**Short problem**.
Copy each line of the entries beneath that contains the word "Architekt".

========

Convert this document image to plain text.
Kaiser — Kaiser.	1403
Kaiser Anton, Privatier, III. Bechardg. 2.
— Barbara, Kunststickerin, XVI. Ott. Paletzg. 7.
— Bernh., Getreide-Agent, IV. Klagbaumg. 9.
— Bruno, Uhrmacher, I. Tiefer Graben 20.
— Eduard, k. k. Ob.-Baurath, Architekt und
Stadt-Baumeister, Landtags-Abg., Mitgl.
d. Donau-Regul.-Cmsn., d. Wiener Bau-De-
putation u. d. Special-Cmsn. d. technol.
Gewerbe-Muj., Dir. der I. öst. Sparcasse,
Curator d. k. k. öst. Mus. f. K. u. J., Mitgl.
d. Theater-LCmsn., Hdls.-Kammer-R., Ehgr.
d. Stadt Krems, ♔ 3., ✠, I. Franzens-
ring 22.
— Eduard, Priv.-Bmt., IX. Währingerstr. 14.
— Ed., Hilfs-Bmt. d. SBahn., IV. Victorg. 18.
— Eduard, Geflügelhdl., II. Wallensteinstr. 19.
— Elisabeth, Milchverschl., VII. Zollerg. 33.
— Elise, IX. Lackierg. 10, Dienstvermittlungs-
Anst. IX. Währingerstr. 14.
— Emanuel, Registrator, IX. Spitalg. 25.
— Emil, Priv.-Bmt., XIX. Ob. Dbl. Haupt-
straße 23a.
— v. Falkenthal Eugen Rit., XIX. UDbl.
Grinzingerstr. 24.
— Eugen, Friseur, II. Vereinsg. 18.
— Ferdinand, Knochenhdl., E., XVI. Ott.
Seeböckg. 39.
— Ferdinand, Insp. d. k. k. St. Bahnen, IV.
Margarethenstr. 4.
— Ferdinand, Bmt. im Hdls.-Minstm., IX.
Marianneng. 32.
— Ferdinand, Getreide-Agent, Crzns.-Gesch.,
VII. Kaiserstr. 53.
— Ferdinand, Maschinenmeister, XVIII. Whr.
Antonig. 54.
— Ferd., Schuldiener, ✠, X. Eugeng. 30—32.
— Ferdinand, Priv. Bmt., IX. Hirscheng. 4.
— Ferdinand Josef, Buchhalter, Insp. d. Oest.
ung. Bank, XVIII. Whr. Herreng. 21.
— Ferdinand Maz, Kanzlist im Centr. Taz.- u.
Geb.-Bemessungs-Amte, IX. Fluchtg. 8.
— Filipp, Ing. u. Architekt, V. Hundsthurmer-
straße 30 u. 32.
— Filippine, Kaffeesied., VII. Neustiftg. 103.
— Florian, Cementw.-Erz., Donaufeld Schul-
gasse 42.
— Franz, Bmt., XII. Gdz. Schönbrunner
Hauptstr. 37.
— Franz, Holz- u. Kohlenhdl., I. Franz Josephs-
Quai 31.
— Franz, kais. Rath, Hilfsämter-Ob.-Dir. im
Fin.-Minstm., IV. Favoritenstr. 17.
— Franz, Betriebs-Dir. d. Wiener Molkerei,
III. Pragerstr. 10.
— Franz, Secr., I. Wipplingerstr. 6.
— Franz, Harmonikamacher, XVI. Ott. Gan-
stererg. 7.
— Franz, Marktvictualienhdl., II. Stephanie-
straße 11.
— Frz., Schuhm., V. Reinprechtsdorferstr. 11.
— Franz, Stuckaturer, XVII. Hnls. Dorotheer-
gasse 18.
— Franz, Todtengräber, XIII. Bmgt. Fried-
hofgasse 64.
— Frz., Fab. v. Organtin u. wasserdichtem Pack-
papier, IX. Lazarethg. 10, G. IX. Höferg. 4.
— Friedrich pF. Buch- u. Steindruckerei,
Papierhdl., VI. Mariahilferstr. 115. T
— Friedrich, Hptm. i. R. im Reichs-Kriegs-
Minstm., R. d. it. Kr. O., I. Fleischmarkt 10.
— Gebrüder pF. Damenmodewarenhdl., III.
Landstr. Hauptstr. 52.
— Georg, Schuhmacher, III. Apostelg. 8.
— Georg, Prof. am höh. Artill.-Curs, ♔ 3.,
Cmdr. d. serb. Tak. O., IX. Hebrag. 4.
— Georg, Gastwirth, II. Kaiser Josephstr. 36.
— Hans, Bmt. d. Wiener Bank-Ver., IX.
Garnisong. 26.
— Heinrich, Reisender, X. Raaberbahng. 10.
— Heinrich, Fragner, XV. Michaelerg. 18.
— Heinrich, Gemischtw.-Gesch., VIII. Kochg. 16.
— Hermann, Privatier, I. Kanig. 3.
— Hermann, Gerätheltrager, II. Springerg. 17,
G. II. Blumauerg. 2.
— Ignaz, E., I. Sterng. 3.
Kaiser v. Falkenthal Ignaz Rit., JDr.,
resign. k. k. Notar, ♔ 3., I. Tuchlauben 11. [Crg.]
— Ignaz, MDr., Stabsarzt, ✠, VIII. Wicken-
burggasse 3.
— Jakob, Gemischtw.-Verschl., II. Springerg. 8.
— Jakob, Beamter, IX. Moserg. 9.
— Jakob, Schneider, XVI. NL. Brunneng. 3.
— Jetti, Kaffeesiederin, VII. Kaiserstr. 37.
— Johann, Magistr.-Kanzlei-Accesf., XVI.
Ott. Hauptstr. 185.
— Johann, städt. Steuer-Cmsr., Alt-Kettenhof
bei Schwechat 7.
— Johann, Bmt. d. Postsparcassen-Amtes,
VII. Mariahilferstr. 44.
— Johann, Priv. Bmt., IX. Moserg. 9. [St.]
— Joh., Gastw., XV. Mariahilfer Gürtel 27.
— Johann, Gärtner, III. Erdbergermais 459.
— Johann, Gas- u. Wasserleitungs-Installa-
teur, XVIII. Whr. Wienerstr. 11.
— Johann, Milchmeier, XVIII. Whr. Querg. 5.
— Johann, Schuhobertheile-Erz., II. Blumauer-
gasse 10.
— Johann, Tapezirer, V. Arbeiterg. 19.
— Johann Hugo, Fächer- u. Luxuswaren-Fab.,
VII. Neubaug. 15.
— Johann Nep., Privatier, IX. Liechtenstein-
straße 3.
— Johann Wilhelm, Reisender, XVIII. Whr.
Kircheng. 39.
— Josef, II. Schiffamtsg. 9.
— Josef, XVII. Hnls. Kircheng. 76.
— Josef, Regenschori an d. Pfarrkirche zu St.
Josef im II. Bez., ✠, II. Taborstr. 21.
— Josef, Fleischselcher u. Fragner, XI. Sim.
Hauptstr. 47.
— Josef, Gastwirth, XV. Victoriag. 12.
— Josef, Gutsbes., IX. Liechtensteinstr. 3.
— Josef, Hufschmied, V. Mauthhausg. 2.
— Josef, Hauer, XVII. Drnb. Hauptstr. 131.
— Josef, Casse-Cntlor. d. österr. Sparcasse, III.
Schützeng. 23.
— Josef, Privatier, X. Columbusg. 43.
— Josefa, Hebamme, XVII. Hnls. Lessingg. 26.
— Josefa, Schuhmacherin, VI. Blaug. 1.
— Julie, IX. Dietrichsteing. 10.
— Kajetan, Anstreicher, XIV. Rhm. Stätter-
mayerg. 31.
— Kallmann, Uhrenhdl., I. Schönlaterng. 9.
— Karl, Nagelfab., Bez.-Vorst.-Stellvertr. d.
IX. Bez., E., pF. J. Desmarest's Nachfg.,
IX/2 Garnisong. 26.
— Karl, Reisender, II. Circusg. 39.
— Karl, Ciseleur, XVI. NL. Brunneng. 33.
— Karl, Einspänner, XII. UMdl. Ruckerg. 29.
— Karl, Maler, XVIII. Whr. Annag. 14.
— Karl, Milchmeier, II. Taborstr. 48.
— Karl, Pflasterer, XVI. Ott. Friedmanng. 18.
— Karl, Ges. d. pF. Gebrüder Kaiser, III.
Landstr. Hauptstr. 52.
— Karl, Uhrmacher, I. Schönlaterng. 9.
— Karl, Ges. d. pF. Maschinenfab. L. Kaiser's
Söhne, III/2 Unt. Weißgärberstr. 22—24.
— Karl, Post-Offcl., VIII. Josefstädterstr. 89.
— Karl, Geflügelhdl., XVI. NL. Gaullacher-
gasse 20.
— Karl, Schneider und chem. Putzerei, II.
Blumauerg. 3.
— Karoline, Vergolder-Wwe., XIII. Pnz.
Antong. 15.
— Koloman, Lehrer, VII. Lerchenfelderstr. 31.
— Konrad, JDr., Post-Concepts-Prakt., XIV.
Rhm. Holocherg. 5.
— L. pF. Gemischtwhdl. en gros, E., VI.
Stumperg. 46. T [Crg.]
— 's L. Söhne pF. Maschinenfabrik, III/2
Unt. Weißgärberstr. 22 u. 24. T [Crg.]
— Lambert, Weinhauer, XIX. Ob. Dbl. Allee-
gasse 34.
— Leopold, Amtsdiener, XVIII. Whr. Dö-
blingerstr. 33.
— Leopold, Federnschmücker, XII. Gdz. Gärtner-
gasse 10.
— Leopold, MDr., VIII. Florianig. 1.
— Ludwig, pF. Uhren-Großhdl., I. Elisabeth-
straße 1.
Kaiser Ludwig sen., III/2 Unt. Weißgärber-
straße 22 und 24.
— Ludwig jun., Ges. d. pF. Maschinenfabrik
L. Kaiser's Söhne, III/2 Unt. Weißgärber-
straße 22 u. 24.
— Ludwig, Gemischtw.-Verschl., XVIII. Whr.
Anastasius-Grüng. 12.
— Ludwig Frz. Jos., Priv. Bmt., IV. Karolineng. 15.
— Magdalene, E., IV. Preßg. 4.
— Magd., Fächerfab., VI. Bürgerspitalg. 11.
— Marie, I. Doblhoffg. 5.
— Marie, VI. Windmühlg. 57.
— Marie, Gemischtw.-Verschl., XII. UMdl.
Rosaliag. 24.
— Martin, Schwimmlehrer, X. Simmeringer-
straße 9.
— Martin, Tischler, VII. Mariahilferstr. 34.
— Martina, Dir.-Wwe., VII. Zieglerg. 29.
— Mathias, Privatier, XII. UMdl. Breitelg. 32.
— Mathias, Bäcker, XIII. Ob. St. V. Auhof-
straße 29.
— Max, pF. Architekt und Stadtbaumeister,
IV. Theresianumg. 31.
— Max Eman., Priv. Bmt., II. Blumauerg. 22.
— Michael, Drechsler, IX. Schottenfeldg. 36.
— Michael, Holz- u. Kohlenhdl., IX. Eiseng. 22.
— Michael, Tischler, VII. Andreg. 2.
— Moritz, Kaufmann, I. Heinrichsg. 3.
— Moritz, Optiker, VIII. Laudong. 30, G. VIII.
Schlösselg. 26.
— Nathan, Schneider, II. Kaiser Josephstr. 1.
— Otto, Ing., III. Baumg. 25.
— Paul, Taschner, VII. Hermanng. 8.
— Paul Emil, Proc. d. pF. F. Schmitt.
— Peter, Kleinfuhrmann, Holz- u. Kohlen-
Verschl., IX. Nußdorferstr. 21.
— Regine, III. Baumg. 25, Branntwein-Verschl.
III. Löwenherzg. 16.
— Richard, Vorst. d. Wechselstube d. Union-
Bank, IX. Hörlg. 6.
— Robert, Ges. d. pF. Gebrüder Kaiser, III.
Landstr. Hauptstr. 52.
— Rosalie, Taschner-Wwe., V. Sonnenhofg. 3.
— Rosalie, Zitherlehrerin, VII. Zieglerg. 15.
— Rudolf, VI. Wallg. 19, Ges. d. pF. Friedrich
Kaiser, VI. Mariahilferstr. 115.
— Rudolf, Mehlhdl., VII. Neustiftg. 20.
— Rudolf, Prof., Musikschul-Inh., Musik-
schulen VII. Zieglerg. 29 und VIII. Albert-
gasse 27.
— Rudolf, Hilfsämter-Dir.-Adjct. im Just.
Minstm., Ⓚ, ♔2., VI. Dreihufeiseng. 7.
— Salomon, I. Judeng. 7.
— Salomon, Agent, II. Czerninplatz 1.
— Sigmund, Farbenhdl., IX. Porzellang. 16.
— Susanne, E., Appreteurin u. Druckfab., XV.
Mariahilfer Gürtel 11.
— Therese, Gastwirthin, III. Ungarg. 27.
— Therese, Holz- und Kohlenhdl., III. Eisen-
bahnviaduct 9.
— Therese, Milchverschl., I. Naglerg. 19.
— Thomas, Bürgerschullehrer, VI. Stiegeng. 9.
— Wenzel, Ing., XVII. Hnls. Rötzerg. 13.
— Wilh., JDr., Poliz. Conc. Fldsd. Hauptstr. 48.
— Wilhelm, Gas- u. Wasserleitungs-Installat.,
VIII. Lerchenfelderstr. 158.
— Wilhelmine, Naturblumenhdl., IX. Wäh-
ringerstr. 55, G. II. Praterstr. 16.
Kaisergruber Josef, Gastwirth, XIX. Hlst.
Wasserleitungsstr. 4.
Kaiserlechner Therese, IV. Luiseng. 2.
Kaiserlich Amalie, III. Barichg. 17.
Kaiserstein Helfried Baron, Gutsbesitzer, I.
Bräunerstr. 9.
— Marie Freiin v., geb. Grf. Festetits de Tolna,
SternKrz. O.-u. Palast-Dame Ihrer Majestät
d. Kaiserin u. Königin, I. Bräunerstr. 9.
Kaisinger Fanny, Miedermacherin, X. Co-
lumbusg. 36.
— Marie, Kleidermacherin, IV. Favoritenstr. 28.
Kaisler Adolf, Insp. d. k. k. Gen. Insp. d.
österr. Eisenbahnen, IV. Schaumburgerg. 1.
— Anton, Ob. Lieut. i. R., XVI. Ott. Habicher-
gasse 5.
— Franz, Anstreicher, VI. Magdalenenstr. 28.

========

**Result of the task**.
— Eduard, k. k. Ob.-Baurath, Architekt und
— Filipp, Ing. u. Architekt, V. Hundsthurmer-
— Max, pF. Architekt und Stadtbaumeister,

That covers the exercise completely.